*Requirement*. Only the number is wanted: how many lines contain "korkki"?

(Collection entries)

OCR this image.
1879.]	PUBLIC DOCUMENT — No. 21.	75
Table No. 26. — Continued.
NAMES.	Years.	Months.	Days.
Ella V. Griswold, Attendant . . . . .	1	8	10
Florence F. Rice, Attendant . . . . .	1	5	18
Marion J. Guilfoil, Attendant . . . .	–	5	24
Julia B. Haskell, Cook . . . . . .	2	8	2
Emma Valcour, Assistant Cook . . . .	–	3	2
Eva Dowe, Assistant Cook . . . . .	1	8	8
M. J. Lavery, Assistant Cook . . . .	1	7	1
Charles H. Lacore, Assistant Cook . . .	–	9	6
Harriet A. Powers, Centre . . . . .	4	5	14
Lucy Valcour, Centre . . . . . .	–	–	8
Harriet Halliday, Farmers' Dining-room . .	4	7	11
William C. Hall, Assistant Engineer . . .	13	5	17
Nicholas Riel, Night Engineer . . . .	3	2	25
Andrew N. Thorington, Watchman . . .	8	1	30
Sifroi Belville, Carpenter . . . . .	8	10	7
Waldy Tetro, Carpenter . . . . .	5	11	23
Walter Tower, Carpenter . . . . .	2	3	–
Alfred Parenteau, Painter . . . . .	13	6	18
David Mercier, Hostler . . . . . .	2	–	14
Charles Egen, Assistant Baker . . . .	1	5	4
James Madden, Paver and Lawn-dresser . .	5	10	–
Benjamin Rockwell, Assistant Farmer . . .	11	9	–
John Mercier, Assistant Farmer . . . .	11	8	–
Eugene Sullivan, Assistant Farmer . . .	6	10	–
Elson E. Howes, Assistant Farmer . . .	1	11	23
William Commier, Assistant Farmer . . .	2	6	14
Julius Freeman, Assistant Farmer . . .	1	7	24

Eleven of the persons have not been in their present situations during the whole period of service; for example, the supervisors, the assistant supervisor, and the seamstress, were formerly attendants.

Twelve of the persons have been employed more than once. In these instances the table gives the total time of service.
==
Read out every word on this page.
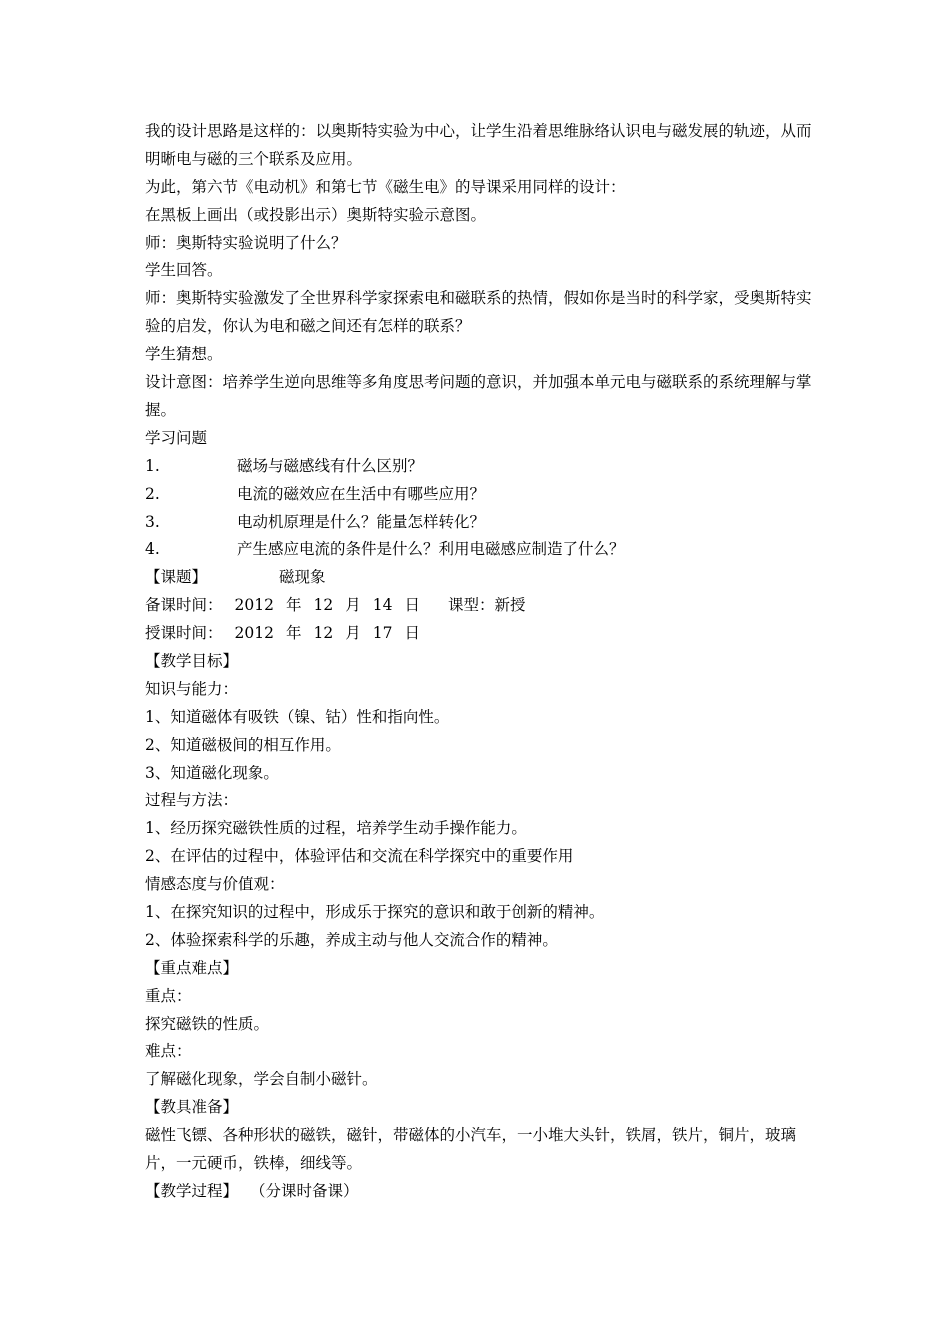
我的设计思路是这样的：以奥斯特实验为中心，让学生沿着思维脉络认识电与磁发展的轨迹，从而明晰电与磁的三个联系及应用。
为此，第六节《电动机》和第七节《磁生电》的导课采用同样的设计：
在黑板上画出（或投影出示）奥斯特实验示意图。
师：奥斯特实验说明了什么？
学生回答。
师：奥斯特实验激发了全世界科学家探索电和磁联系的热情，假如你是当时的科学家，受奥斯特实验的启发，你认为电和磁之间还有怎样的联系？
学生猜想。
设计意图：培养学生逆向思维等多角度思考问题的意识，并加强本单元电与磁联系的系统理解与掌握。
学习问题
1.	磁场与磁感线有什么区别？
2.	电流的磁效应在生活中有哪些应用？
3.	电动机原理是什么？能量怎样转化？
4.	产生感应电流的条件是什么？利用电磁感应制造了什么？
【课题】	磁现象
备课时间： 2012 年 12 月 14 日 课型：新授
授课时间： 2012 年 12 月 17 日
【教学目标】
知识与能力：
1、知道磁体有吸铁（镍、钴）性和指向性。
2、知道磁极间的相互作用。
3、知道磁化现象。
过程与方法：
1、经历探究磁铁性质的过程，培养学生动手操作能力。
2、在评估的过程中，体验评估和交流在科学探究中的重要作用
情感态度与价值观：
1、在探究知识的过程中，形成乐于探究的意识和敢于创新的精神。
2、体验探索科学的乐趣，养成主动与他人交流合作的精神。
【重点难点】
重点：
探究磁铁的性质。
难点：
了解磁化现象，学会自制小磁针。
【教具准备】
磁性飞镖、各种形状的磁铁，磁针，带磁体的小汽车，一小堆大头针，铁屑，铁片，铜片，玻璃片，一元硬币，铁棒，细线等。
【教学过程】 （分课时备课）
* * *
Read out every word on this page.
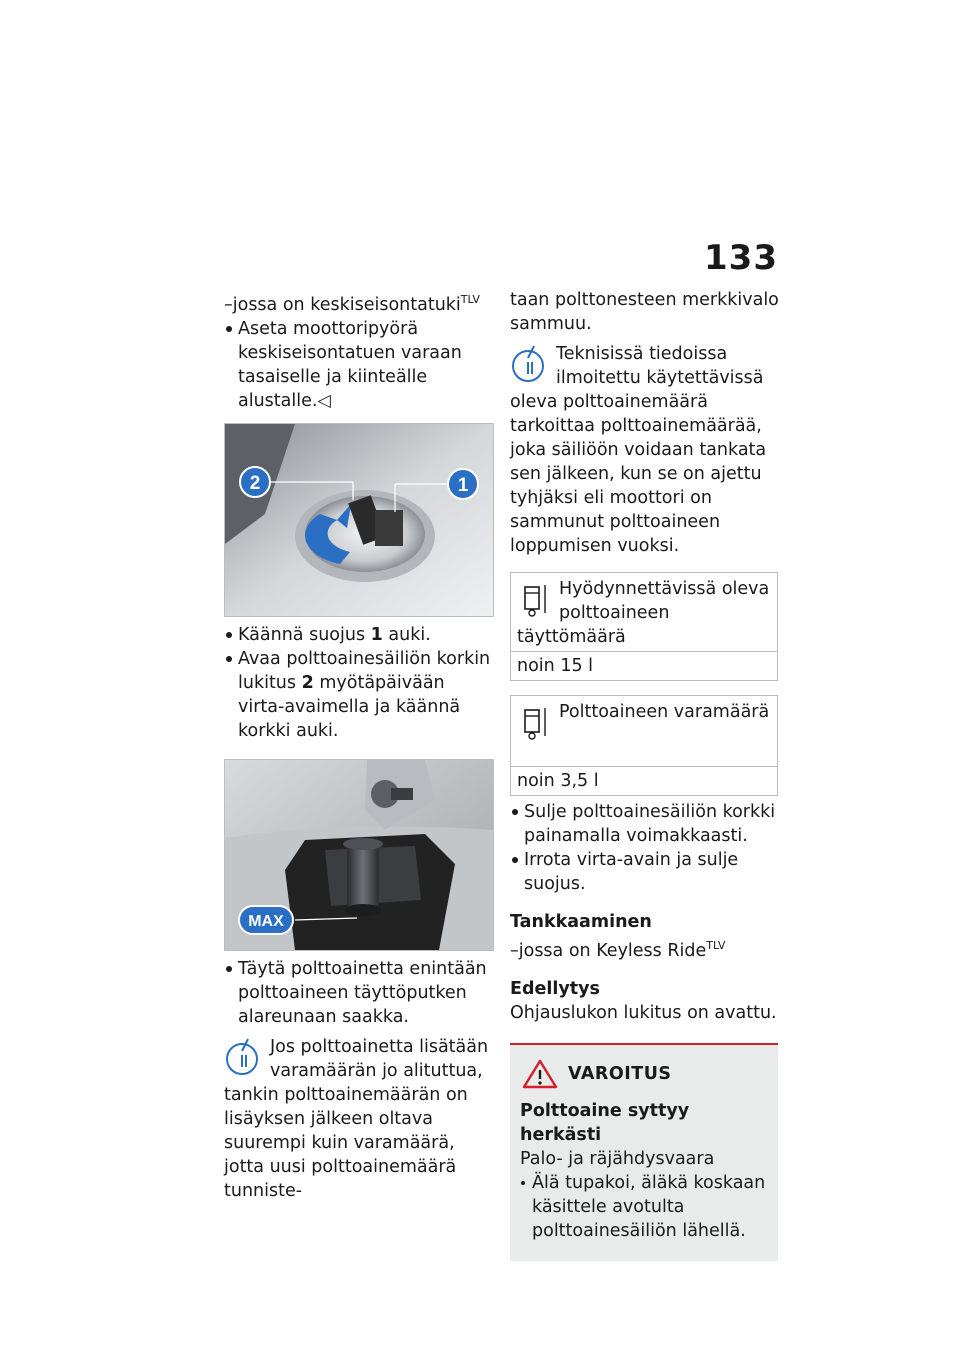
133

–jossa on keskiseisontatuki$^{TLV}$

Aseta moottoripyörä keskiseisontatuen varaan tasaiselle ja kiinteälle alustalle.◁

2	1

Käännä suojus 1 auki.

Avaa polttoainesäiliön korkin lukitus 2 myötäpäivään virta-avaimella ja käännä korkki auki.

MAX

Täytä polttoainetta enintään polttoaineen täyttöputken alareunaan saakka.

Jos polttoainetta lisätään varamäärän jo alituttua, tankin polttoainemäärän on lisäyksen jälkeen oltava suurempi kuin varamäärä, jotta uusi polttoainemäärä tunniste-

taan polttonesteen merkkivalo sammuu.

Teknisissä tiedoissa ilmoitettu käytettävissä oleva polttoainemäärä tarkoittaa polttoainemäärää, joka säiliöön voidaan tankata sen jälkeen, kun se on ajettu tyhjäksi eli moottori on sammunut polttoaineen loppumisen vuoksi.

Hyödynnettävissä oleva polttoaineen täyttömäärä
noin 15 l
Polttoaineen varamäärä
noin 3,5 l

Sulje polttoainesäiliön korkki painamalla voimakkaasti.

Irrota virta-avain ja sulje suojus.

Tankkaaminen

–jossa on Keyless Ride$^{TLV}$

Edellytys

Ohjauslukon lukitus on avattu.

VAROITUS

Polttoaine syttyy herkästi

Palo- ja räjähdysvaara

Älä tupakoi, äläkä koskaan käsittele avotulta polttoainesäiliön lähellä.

*Final result*. 2